● WORK TO COMPLETE: For the listing below, give the count of lines containing "power", and no other text.

---------- DATA RECORDS

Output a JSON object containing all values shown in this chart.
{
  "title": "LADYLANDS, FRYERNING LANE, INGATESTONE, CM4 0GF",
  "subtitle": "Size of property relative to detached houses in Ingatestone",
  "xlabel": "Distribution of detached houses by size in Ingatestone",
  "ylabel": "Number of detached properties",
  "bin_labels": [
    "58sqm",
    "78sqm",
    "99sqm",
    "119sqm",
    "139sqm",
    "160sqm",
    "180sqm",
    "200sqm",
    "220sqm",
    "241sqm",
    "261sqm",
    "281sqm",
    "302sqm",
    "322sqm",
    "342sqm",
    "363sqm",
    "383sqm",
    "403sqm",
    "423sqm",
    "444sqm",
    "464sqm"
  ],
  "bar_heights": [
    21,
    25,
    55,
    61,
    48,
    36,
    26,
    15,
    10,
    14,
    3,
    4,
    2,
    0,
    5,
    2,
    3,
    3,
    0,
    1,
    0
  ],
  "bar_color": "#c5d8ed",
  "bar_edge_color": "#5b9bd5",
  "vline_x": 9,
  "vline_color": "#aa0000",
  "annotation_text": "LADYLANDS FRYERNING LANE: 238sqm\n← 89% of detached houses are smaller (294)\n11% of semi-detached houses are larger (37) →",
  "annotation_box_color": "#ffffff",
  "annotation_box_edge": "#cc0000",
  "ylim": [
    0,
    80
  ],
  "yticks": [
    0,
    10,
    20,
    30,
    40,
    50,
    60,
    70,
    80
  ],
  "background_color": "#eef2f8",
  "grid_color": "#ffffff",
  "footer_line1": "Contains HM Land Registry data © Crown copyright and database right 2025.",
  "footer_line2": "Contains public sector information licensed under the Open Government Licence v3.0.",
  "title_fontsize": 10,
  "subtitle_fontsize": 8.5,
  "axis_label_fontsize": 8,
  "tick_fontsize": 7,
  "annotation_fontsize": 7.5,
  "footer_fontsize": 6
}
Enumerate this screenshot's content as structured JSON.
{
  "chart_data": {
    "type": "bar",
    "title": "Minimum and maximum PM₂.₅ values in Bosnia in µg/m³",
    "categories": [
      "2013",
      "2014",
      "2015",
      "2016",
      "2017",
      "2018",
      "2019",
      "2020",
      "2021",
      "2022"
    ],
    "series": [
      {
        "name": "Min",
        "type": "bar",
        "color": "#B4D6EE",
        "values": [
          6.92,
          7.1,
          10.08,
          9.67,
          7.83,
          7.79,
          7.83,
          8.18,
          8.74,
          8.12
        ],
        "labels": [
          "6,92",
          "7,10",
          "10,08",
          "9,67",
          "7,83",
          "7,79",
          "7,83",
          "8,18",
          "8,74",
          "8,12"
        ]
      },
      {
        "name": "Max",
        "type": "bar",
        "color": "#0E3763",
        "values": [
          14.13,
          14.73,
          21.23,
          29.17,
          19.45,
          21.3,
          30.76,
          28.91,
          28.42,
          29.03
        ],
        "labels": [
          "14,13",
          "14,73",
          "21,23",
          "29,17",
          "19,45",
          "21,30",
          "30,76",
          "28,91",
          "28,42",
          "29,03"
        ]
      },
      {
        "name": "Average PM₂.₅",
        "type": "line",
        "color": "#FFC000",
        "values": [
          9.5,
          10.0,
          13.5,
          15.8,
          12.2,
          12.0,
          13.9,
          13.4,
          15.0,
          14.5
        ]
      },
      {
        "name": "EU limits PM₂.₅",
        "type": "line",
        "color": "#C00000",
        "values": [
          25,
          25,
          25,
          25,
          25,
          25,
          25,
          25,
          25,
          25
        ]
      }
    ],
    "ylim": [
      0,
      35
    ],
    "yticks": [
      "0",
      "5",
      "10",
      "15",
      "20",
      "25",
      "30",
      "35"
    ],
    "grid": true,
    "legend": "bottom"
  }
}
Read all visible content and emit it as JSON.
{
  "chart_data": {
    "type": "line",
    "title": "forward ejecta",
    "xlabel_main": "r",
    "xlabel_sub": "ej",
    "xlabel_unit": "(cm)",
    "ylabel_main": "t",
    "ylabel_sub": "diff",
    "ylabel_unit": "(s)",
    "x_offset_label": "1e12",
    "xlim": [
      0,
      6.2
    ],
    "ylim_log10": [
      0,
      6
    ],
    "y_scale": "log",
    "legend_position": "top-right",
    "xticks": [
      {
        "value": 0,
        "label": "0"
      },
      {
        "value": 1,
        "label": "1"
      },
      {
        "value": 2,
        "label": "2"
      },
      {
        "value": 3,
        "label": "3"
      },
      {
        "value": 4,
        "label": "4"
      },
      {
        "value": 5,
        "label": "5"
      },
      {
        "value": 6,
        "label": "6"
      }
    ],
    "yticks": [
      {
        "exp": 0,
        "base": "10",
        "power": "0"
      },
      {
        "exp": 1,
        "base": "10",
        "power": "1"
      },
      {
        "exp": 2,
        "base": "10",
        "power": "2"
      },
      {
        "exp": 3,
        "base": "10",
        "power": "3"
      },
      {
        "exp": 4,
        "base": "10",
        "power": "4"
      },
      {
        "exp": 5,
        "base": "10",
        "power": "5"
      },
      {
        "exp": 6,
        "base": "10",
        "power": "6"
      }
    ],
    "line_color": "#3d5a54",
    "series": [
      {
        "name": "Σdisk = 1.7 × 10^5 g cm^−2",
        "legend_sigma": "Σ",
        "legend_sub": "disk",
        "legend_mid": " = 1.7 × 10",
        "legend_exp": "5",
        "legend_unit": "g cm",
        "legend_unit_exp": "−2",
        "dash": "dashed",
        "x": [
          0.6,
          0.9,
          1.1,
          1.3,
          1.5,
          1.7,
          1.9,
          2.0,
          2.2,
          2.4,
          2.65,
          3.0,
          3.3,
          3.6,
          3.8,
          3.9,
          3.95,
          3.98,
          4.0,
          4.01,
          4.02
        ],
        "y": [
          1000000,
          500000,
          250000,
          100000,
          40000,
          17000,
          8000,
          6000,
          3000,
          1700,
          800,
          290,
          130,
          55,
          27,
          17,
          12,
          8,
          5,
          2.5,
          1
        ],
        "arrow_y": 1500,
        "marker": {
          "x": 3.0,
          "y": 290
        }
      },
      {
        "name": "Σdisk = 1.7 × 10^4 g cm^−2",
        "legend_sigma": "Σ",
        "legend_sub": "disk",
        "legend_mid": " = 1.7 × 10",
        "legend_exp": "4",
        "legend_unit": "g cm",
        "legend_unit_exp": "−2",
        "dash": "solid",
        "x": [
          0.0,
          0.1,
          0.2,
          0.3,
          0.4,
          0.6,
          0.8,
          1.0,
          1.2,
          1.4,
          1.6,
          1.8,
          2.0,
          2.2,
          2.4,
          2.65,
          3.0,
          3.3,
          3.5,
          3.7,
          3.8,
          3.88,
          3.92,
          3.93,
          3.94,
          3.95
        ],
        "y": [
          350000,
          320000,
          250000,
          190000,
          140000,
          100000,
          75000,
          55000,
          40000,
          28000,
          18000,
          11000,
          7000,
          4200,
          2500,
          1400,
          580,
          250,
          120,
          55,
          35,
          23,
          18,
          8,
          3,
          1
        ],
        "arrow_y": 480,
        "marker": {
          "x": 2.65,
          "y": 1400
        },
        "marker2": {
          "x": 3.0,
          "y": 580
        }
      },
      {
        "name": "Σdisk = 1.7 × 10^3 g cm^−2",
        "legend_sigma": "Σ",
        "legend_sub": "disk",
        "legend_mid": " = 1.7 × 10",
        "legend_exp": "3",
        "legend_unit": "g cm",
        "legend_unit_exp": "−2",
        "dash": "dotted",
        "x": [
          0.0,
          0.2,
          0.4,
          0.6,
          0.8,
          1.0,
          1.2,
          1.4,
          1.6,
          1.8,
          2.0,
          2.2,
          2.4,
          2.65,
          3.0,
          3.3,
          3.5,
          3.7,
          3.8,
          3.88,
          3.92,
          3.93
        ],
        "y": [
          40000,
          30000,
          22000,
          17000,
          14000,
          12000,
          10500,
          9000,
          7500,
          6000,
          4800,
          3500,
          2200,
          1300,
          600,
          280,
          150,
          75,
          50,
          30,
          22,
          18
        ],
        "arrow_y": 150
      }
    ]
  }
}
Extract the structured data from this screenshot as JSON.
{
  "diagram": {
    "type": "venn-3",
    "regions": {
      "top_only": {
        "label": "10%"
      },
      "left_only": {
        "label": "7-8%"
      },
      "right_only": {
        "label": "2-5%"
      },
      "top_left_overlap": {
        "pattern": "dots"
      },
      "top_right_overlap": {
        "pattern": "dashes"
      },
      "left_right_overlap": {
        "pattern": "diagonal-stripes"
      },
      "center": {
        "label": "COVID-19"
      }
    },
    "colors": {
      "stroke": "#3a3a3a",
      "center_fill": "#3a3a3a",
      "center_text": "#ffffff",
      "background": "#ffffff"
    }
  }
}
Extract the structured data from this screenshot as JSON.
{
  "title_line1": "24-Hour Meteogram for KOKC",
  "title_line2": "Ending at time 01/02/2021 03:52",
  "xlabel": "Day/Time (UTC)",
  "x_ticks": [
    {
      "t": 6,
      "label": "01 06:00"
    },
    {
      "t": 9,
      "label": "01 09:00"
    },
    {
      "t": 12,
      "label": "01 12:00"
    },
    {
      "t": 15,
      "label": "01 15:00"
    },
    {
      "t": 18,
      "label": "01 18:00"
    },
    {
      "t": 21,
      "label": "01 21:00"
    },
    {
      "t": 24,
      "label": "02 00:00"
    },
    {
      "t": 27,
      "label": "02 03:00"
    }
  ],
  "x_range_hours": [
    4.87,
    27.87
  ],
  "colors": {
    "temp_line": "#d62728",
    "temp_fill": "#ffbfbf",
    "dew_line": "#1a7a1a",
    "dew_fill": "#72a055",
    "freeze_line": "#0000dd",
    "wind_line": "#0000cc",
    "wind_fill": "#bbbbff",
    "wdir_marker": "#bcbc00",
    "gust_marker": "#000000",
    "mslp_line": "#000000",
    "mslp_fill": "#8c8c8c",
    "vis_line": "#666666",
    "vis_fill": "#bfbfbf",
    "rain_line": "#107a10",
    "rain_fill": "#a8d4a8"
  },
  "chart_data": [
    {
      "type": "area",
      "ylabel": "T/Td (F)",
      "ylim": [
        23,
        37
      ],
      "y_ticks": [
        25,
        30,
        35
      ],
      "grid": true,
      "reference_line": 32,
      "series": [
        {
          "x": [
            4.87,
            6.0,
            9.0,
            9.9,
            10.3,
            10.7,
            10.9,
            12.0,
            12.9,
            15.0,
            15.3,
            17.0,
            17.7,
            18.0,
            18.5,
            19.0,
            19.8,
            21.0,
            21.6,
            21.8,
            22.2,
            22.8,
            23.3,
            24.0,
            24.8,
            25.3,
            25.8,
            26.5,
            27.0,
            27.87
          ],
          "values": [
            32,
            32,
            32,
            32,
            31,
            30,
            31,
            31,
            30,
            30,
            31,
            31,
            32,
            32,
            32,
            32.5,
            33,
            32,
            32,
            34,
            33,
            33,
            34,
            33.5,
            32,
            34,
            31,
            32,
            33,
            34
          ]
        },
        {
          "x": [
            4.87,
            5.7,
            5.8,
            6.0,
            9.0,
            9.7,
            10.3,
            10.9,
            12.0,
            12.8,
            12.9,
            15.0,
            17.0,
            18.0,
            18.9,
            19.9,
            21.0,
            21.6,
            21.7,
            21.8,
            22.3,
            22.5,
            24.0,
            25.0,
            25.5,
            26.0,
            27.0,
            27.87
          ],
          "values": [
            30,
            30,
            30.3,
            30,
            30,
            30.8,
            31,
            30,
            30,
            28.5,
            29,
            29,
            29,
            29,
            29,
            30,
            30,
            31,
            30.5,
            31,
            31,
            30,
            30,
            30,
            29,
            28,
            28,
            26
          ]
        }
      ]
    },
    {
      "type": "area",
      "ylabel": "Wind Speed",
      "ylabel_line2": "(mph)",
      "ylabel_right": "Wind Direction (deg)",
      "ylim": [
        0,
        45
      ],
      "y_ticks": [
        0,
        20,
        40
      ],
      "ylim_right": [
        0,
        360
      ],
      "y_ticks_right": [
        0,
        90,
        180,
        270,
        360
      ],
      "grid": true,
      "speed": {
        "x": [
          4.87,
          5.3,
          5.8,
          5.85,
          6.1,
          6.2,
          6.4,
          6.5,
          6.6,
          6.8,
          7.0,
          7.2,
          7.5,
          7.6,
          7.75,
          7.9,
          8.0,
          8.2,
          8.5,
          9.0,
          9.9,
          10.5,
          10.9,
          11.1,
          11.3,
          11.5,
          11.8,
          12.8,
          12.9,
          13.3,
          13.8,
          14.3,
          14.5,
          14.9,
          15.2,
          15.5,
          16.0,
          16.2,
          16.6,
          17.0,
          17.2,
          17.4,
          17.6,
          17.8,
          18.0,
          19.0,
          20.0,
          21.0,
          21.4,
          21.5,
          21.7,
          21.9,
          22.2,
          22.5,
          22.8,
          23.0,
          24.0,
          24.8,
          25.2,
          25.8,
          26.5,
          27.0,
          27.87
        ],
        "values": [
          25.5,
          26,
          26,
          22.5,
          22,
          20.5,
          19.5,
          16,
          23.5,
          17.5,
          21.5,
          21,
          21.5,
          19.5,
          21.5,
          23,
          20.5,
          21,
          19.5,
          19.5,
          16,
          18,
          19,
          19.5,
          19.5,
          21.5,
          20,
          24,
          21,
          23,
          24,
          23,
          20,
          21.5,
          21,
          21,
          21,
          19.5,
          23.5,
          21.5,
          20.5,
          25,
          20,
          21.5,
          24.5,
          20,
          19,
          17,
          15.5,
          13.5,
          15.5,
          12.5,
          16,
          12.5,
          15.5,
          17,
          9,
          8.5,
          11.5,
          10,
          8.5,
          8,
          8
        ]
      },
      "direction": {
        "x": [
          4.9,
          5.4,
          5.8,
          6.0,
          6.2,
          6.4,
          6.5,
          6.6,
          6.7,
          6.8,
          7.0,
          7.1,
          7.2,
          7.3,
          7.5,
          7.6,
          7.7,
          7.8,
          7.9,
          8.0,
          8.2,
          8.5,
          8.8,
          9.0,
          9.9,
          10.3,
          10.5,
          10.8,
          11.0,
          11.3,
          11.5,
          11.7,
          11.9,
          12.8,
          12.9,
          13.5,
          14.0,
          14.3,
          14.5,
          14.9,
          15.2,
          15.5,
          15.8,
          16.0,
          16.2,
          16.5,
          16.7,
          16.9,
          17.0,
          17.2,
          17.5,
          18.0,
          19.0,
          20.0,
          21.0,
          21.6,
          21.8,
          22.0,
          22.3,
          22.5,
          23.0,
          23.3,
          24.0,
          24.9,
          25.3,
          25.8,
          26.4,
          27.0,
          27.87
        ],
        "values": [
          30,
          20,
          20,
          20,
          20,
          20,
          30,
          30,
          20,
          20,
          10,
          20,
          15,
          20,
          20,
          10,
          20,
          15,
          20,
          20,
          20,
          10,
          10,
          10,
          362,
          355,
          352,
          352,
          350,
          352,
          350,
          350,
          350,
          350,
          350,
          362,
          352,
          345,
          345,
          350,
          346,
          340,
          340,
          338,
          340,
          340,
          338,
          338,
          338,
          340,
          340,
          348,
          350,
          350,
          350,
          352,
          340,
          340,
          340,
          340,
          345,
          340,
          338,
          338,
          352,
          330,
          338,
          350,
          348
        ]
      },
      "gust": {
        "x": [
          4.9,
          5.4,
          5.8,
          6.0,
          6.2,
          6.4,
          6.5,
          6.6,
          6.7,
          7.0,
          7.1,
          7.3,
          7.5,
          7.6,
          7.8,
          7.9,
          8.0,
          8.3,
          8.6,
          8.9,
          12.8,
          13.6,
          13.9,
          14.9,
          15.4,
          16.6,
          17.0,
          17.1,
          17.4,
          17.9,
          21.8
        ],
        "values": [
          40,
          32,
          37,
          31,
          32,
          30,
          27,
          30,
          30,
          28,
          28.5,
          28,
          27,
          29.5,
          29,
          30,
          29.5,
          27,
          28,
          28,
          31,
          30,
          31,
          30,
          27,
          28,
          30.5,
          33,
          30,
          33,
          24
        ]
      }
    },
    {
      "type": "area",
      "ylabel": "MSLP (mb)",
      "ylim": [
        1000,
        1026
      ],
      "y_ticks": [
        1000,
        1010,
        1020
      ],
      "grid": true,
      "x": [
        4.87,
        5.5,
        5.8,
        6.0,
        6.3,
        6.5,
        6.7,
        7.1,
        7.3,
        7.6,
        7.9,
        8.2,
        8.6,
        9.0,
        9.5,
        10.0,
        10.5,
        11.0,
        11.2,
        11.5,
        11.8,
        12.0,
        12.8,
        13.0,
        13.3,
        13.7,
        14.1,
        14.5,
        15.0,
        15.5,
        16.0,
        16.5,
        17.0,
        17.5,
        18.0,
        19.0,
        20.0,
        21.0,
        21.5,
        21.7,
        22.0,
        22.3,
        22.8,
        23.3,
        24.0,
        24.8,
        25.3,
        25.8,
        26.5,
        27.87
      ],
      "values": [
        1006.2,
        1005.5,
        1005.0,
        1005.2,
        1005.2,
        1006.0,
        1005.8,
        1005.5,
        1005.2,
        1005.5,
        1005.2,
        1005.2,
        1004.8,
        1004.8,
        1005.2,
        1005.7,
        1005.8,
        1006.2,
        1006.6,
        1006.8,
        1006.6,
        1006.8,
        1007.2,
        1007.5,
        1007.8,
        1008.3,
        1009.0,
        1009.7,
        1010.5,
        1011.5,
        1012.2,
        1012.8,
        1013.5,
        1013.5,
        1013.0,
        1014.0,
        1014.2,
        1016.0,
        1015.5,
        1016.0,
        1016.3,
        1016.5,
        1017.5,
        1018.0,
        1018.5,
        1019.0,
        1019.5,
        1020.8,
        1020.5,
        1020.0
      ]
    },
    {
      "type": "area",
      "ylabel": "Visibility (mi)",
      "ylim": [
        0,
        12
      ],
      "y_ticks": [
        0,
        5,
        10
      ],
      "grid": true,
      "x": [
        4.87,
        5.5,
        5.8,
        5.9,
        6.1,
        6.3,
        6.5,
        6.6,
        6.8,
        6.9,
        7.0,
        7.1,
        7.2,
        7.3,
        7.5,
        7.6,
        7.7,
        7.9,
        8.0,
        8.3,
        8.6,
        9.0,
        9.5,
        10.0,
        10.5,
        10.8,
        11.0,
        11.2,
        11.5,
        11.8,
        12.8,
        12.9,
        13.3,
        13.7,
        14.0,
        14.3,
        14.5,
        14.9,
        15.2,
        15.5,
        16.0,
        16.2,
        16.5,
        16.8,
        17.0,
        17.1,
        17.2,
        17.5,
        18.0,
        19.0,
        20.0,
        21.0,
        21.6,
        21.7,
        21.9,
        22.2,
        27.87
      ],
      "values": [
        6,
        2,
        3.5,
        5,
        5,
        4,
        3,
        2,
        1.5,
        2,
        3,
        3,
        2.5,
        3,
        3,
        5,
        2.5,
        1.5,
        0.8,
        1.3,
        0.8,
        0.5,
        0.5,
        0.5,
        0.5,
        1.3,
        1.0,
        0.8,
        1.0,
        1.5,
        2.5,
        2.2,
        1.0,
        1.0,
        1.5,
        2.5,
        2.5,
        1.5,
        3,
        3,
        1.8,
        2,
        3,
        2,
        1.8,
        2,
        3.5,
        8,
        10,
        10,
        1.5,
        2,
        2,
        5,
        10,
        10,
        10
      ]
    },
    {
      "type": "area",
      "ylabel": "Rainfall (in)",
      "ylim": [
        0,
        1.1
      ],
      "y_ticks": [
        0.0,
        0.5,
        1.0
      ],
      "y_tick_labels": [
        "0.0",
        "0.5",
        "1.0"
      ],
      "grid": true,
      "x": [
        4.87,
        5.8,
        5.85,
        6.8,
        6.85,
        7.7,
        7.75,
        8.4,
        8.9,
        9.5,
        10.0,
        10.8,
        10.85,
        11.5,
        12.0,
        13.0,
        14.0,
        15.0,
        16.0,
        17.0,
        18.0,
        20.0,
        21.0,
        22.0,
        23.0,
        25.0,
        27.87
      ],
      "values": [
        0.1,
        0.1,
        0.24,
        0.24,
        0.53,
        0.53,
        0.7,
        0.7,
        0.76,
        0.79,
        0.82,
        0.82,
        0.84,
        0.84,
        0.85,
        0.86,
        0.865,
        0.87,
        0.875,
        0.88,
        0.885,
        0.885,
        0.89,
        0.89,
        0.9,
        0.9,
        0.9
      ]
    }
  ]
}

--------------------

● RESULT OF THE TASK: 7